- **Job**:
Leave out every picture, then transcribe the rest of the listing exactly.

- **Input material**:

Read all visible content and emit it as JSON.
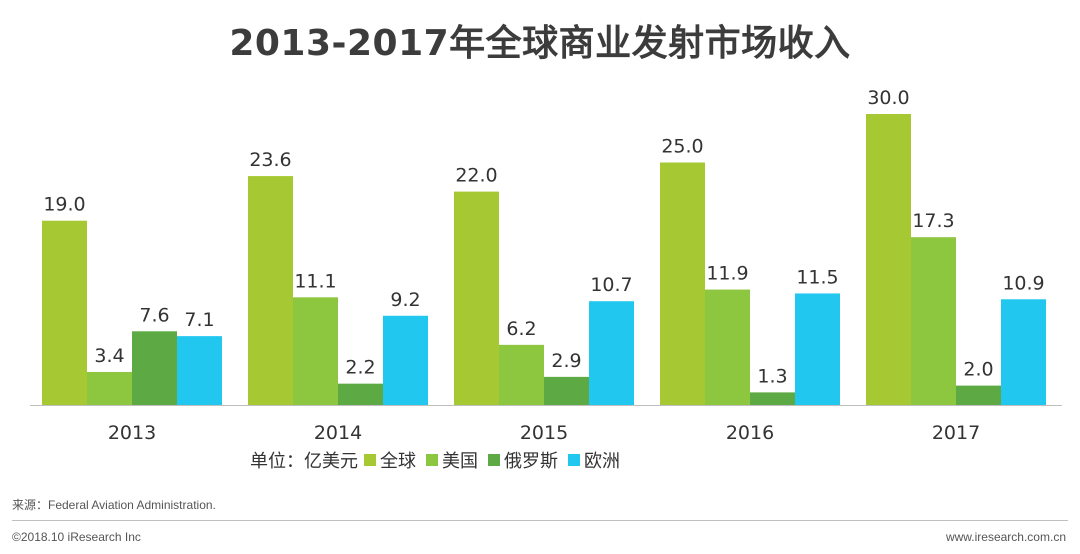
{
  "chart_data": {
    "type": "bar",
    "title": "2013-2017年全球商业发射市场收入",
    "categories": [
      "2013",
      "2014",
      "2015",
      "2016",
      "2017"
    ],
    "series": [
      {
        "name": "全球",
        "color": "#a6c933",
        "values": [
          19.0,
          23.6,
          22.0,
          25.0,
          30.0
        ]
      },
      {
        "name": "美国",
        "color": "#8dc63f",
        "values": [
          3.4,
          11.1,
          6.2,
          11.9,
          17.3
        ]
      },
      {
        "name": "俄罗斯",
        "color": "#5daa45",
        "values": [
          7.6,
          2.2,
          2.9,
          1.3,
          2.0
        ]
      },
      {
        "name": "欧洲",
        "color": "#22c7f0",
        "values": [
          7.1,
          9.2,
          10.7,
          11.5,
          10.9
        ]
      }
    ],
    "unit_label": "单位：亿美元",
    "xlabel": "",
    "ylabel": "",
    "ylim": [
      0,
      30
    ],
    "grid": false,
    "legend_position": "bottom"
  },
  "source": "来源：Federal Aviation Administration.",
  "copyright": "©2018.10 iResearch Inc",
  "website": "www.iresearch.com.cn"
}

- **Result of this exercise**:
Read all visible content and emit it as JSON.
{
  "chart_data": {
    "type": "bar",
    "title": "2013-2017年全球商业发射市场收入",
    "categories": [
      "2013",
      "2014",
      "2015",
      "2016",
      "2017"
    ],
    "series": [
      {
        "name": "全球",
        "color": "#a6c933",
        "values": [
          19.0,
          23.6,
          22.0,
          25.0,
          30.0
        ]
      },
      {
        "name": "美国",
        "color": "#8dc63f",
        "values": [
          3.4,
          11.1,
          6.2,
          11.9,
          17.3
        ]
      },
      {
        "name": "俄罗斯",
        "color": "#5daa45",
        "values": [
          7.6,
          2.2,
          2.9,
          1.3,
          2.0
        ]
      },
      {
        "name": "欧洲",
        "color": "#22c7f0",
        "values": [
          7.1,
          9.2,
          10.7,
          11.5,
          10.9
        ]
      }
    ],
    "unit_label": "单位：亿美元",
    "xlabel": "",
    "ylabel": "",
    "ylim": [
      0,
      30
    ],
    "grid": false,
    "legend_position": "bottom"
  },
  "source": "来源：Federal Aviation Administration.",
  "copyright": "©2018.10 iResearch Inc",
  "website": "www.iresearch.com.cn"
}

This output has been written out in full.